■ Work to do ■
Using the material below, copy every line where "Middle" appears.

Stored items:
______

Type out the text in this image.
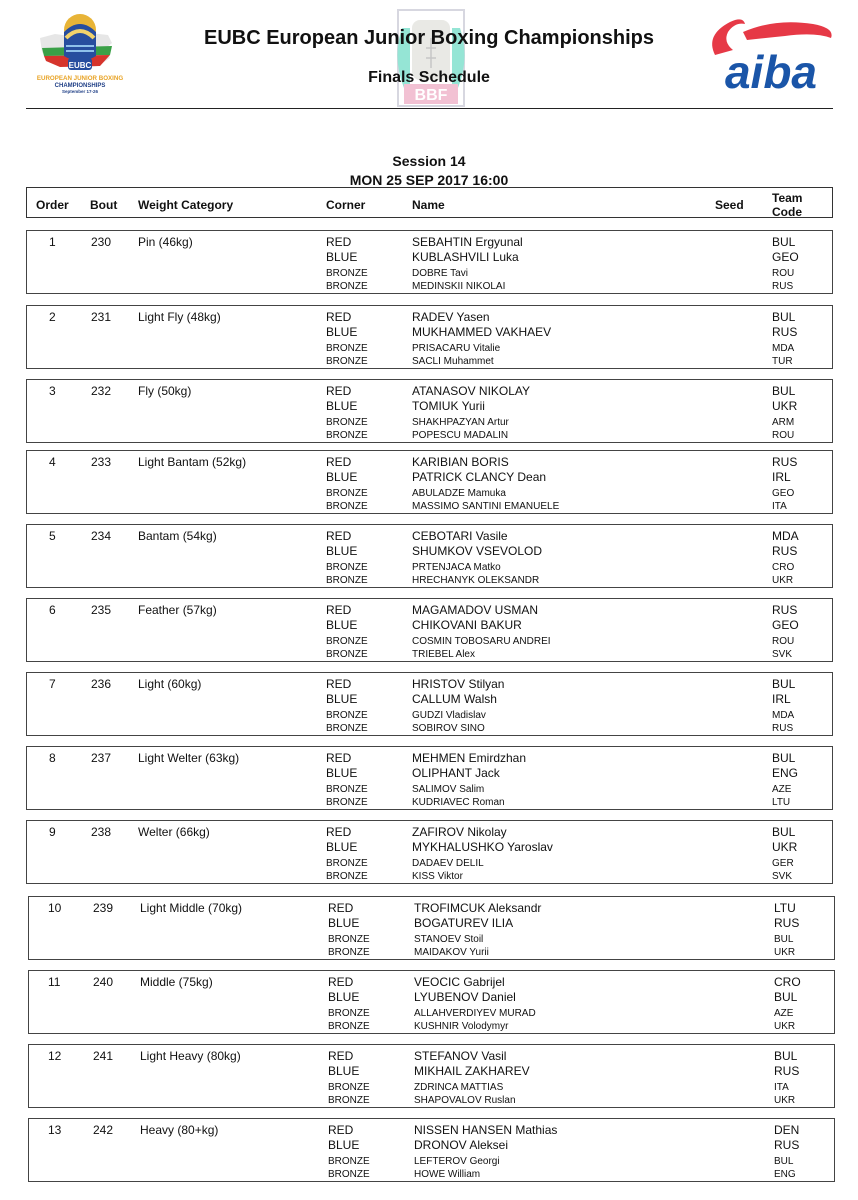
EUBC
EUROPEAN JUNIOR BOXING
CHAMPIONSHIPS
September 17-26	BBF	aiba
EUBC European Junior Boxing Championships
Finals Schedule
Session 14
MON 25 SEP 2017 16:00
Order Bout Weight Category	Corner	Name	Seed Team
Code
1	230 Pin (46kg)	RED	SEBAHTIN Ergyunal	BUL
BLUE	KUBLASHVILI Luka	GEO
BRONZE	DOBRE Tavi	ROU
BRONZE	MEDINSKII NIKOLAI	RUS
2	231 Light Fly (48kg)	RED	RADEV Yasen	BUL
BLUE	MUKHAMMED VAKHAEV	RUS
BRONZE	PRISACARU Vitalie	MDA
BRONZE	SACLI Muhammet	TUR
3	232 Fly (50kg)	RED	ATANASOV NIKOLAY	BUL
BLUE	TOMIUK Yurii	UKR
BRONZE	SHAKHPAZYAN Artur	ARM
BRONZE	POPESCU MADALIN	ROU
4	233 Light Bantam (52kg)	RED	KARIBIAN BORIS	RUS
BLUE	PATRICK CLANCY Dean	IRL
BRONZE	ABULADZE Mamuka	GEO
BRONZE	MASSIMO SANTINI EMANUELE	ITA
5	234 Bantam (54kg)	RED	CEBOTARI Vasile	MDA
BLUE	SHUMKOV VSEVOLOD	RUS
BRONZE	PRTENJACA Matko	CRO
BRONZE	HRECHANYK OLEKSANDR	UKR
6	235 Feather (57kg)	RED	MAGAMADOV USMAN	RUS
BLUE	CHIKOVANI BAKUR	GEO
BRONZE	COSMIN TOBOSARU ANDREI	ROU
BRONZE	TRIEBEL Alex	SVK
7	236 Light (60kg)	RED	HRISTOV Stilyan	BUL
BLUE	CALLUM Walsh	IRL
BRONZE	GUDZI Vladislav	MDA
BRONZE	SOBIROV SINO	RUS
8	237 Light Welter (63kg)	RED	MEHMEN Emirdzhan	BUL
BLUE	OLIPHANT Jack	ENG
BRONZE	SALIMOV Salim	AZE
BRONZE	KUDRIAVEC Roman	LTU
9	238 Welter (66kg)	RED	ZAFIROV Nikolay	BUL
BLUE	MYKHALUSHKO Yaroslav	UKR
BRONZE	DADAEV DELIL	GER
BRONZE	KISS Viktor	SVK
10	239 Light Middle (70kg)	RED	TROFIMCUK Aleksandr	LTU
BLUE	BOGATUREV ILIA	RUS
BRONZE	STANOEV Stoil	BUL
BRONZE	MAIDAKOV Yurii	UKR
11	240 Middle (75kg)	RED	VEOCIC Gabrijel	CRO
BLUE	LYUBENOV Daniel	BUL
BRONZE	ALLAHVERDIYEV MURAD	AZE
BRONZE	KUSHNIR Volodymyr	UKR
12	241 Light Heavy (80kg)	RED	STEFANOV Vasil	BUL
BLUE	MIKHAIL ZAKHAREV	RUS
BRONZE	ZDRINCA MATTIAS	ITA
BRONZE	SHAPOVALOV Ruslan	UKR
13	242 Heavy (80+kg)	RED	NISSEN HANSEN Mathias	DEN
BLUE	DRONOV Aleksei	RUS
BRONZE	LEFTEROV Georgi	BUL
BRONZE	HOWE William	ENG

______

■ Task output ■
10	239 Light Middle (70kg)	RED	TROFIMCUK Aleksandr	LTU
11	240 Middle (75kg)	RED	VEOCIC Gabrijel	CRO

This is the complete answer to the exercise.